Every entry needs to be printed exactly, please.
** begin EXCERPTED RECORDS **
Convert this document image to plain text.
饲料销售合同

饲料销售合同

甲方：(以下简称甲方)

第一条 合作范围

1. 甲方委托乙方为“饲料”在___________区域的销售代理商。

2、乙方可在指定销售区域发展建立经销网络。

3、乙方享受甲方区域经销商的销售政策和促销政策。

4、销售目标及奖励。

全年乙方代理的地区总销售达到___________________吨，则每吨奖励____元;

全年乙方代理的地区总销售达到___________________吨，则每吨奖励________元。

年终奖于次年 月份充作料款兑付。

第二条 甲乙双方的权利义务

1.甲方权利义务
** end EXCERPTED RECORDS **
• SOLUTION TO THE EXERCISE
Convert this document image to plain text.
饲料销售合同

饲料销售合同

甲方：(以下简称甲方)

第一条 合作范围

1. 甲方委托乙方为“饲料”在___________区域的销售代理商。

2、乙方可在指定销售区域发展建立经销网络。

3、乙方享受甲方区域经销商的销售政策和促销政策。

4、销售目标及奖励。

全年乙方代理的地区总销售达到___________________吨，则每吨奖励____元;

全年乙方代理的地区总销售达到___________________吨，则每吨奖励________元。

年终奖于次年 月份充作料款兑付。

第二条 甲乙双方的权利义务

1.甲方权利义务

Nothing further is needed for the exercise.